## Short problem
Leaving out every picture, quote the data below exactly as it appears.

## START

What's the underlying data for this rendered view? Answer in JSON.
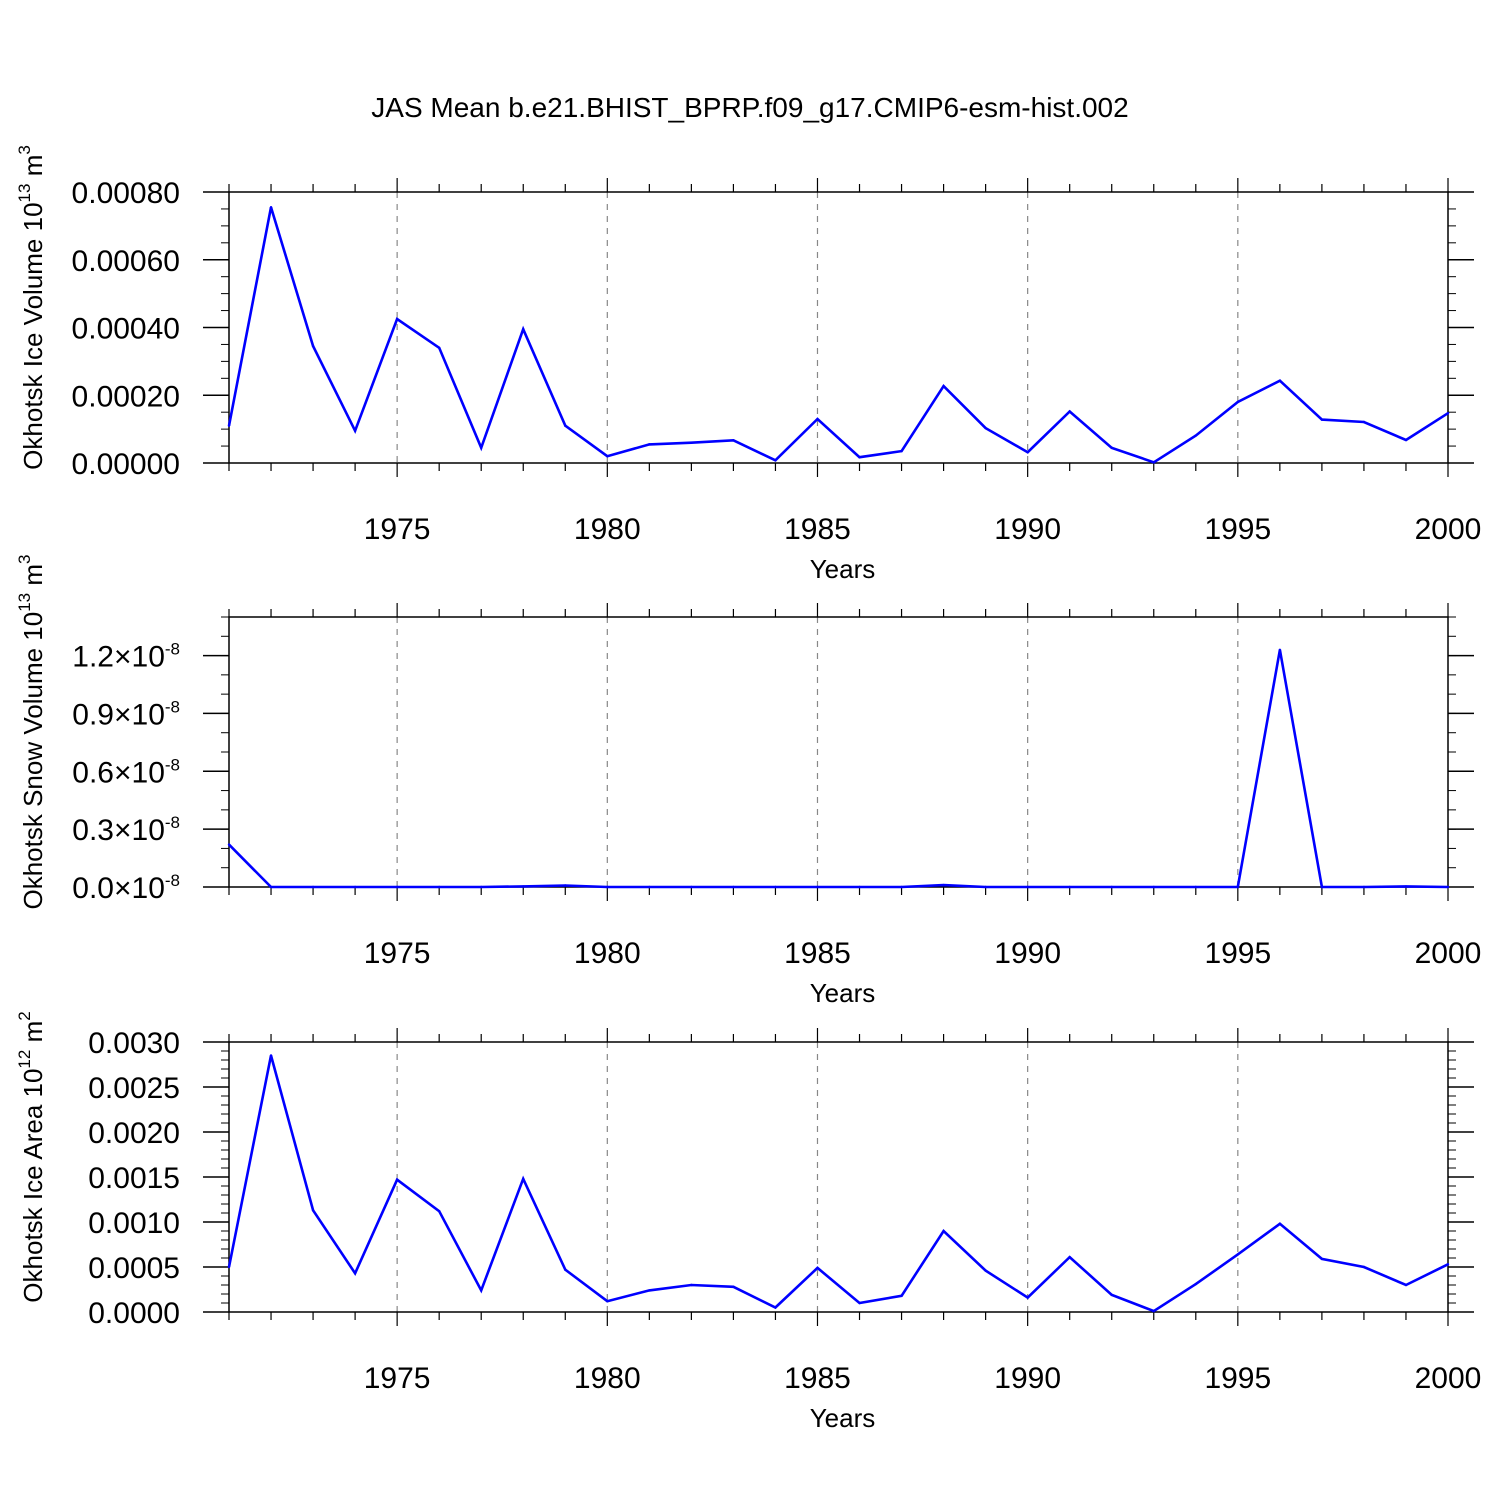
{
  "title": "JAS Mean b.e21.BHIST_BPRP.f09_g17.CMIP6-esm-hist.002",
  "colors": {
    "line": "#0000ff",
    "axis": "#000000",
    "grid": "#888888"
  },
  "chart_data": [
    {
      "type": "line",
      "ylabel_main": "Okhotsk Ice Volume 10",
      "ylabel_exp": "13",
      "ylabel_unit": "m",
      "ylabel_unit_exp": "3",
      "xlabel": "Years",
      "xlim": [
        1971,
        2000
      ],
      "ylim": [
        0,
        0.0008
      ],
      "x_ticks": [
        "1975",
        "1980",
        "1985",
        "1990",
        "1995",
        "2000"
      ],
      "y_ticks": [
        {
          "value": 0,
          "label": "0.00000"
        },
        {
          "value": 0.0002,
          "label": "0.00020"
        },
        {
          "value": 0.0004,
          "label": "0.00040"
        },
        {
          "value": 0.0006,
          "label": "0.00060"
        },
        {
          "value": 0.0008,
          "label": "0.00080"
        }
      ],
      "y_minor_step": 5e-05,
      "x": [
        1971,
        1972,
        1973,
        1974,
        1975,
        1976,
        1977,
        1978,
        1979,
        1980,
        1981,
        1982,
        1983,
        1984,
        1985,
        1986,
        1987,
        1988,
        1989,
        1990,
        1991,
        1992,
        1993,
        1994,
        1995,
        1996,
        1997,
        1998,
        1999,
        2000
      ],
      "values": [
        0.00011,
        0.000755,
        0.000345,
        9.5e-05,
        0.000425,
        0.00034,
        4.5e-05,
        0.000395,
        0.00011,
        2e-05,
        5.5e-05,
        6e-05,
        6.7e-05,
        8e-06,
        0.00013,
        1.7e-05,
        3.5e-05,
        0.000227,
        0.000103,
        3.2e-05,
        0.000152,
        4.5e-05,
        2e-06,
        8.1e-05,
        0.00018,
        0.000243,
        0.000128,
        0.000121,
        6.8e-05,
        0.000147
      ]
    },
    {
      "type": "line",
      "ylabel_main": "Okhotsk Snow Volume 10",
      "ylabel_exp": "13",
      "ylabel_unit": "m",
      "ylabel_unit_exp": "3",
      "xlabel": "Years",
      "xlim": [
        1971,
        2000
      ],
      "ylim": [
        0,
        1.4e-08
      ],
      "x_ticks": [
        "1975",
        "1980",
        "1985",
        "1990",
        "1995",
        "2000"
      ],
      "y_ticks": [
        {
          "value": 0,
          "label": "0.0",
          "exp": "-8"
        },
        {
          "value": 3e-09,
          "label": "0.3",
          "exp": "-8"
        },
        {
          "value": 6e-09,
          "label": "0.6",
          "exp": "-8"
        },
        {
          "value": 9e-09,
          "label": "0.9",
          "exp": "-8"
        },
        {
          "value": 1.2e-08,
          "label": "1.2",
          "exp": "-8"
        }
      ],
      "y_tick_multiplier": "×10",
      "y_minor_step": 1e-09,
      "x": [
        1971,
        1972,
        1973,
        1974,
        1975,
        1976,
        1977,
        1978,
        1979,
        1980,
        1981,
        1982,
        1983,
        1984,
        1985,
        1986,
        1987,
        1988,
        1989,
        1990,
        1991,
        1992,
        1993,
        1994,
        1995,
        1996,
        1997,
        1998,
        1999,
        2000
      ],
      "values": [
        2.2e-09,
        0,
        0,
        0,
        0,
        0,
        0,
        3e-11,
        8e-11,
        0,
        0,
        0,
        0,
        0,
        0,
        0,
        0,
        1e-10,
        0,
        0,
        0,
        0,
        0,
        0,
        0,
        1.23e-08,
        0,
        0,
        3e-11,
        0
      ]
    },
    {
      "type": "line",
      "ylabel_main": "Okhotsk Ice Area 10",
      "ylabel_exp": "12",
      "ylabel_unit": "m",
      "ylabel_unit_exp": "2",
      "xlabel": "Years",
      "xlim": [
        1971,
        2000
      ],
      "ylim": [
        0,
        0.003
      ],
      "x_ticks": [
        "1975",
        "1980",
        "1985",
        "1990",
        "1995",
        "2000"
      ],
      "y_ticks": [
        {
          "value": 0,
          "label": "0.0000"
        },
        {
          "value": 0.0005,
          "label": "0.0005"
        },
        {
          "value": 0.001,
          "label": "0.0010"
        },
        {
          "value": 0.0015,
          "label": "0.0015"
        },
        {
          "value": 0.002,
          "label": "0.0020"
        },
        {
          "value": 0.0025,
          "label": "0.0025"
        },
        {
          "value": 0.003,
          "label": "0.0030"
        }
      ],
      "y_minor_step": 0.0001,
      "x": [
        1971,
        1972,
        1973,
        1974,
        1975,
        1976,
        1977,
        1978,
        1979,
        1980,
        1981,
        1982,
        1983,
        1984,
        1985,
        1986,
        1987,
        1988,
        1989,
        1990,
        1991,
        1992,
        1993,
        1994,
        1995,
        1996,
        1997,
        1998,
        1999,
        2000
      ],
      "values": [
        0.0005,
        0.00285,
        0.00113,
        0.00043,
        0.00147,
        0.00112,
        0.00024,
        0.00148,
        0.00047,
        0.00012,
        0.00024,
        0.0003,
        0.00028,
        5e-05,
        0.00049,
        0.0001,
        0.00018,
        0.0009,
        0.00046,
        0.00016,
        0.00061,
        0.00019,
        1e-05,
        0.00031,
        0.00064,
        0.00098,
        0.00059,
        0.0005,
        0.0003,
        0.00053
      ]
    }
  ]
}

## END

## Correct response
What's the underlying data for this rendered view? Answer in JSON.
{
  "title": "JAS Mean b.e21.BHIST_BPRP.f09_g17.CMIP6-esm-hist.002",
  "colors": {
    "line": "#0000ff",
    "axis": "#000000",
    "grid": "#888888"
  },
  "chart_data": [
    {
      "type": "line",
      "ylabel_main": "Okhotsk Ice Volume 10",
      "ylabel_exp": "13",
      "ylabel_unit": "m",
      "ylabel_unit_exp": "3",
      "xlabel": "Years",
      "xlim": [
        1971,
        2000
      ],
      "ylim": [
        0,
        0.0008
      ],
      "x_ticks": [
        "1975",
        "1980",
        "1985",
        "1990",
        "1995",
        "2000"
      ],
      "y_ticks": [
        {
          "value": 0,
          "label": "0.00000"
        },
        {
          "value": 0.0002,
          "label": "0.00020"
        },
        {
          "value": 0.0004,
          "label": "0.00040"
        },
        {
          "value": 0.0006,
          "label": "0.00060"
        },
        {
          "value": 0.0008,
          "label": "0.00080"
        }
      ],
      "y_minor_step": 5e-05,
      "x": [
        1971,
        1972,
        1973,
        1974,
        1975,
        1976,
        1977,
        1978,
        1979,
        1980,
        1981,
        1982,
        1983,
        1984,
        1985,
        1986,
        1987,
        1988,
        1989,
        1990,
        1991,
        1992,
        1993,
        1994,
        1995,
        1996,
        1997,
        1998,
        1999,
        2000
      ],
      "values": [
        0.00011,
        0.000755,
        0.000345,
        9.5e-05,
        0.000425,
        0.00034,
        4.5e-05,
        0.000395,
        0.00011,
        2e-05,
        5.5e-05,
        6e-05,
        6.7e-05,
        8e-06,
        0.00013,
        1.7e-05,
        3.5e-05,
        0.000227,
        0.000103,
        3.2e-05,
        0.000152,
        4.5e-05,
        2e-06,
        8.1e-05,
        0.00018,
        0.000243,
        0.000128,
        0.000121,
        6.8e-05,
        0.000147
      ]
    },
    {
      "type": "line",
      "ylabel_main": "Okhotsk Snow Volume 10",
      "ylabel_exp": "13",
      "ylabel_unit": "m",
      "ylabel_unit_exp": "3",
      "xlabel": "Years",
      "xlim": [
        1971,
        2000
      ],
      "ylim": [
        0,
        1.4e-08
      ],
      "x_ticks": [
        "1975",
        "1980",
        "1985",
        "1990",
        "1995",
        "2000"
      ],
      "y_ticks": [
        {
          "value": 0,
          "label": "0.0",
          "exp": "-8"
        },
        {
          "value": 3e-09,
          "label": "0.3",
          "exp": "-8"
        },
        {
          "value": 6e-09,
          "label": "0.6",
          "exp": "-8"
        },
        {
          "value": 9e-09,
          "label": "0.9",
          "exp": "-8"
        },
        {
          "value": 1.2e-08,
          "label": "1.2",
          "exp": "-8"
        }
      ],
      "y_tick_multiplier": "×10",
      "y_minor_step": 1e-09,
      "x": [
        1971,
        1972,
        1973,
        1974,
        1975,
        1976,
        1977,
        1978,
        1979,
        1980,
        1981,
        1982,
        1983,
        1984,
        1985,
        1986,
        1987,
        1988,
        1989,
        1990,
        1991,
        1992,
        1993,
        1994,
        1995,
        1996,
        1997,
        1998,
        1999,
        2000
      ],
      "values": [
        2.2e-09,
        0,
        0,
        0,
        0,
        0,
        0,
        3e-11,
        8e-11,
        0,
        0,
        0,
        0,
        0,
        0,
        0,
        0,
        1e-10,
        0,
        0,
        0,
        0,
        0,
        0,
        0,
        1.23e-08,
        0,
        0,
        3e-11,
        0
      ]
    },
    {
      "type": "line",
      "ylabel_main": "Okhotsk Ice Area 10",
      "ylabel_exp": "12",
      "ylabel_unit": "m",
      "ylabel_unit_exp": "2",
      "xlabel": "Years",
      "xlim": [
        1971,
        2000
      ],
      "ylim": [
        0,
        0.003
      ],
      "x_ticks": [
        "1975",
        "1980",
        "1985",
        "1990",
        "1995",
        "2000"
      ],
      "y_ticks": [
        {
          "value": 0,
          "label": "0.0000"
        },
        {
          "value": 0.0005,
          "label": "0.0005"
        },
        {
          "value": 0.001,
          "label": "0.0010"
        },
        {
          "value": 0.0015,
          "label": "0.0015"
        },
        {
          "value": 0.002,
          "label": "0.0020"
        },
        {
          "value": 0.0025,
          "label": "0.0025"
        },
        {
          "value": 0.003,
          "label": "0.0030"
        }
      ],
      "y_minor_step": 0.0001,
      "x": [
        1971,
        1972,
        1973,
        1974,
        1975,
        1976,
        1977,
        1978,
        1979,
        1980,
        1981,
        1982,
        1983,
        1984,
        1985,
        1986,
        1987,
        1988,
        1989,
        1990,
        1991,
        1992,
        1993,
        1994,
        1995,
        1996,
        1997,
        1998,
        1999,
        2000
      ],
      "values": [
        0.0005,
        0.00285,
        0.00113,
        0.00043,
        0.00147,
        0.00112,
        0.00024,
        0.00148,
        0.00047,
        0.00012,
        0.00024,
        0.0003,
        0.00028,
        5e-05,
        0.00049,
        0.0001,
        0.00018,
        0.0009,
        0.00046,
        0.00016,
        0.00061,
        0.00019,
        1e-05,
        0.00031,
        0.00064,
        0.00098,
        0.00059,
        0.0005,
        0.0003,
        0.00053
      ]
    }
  ]
}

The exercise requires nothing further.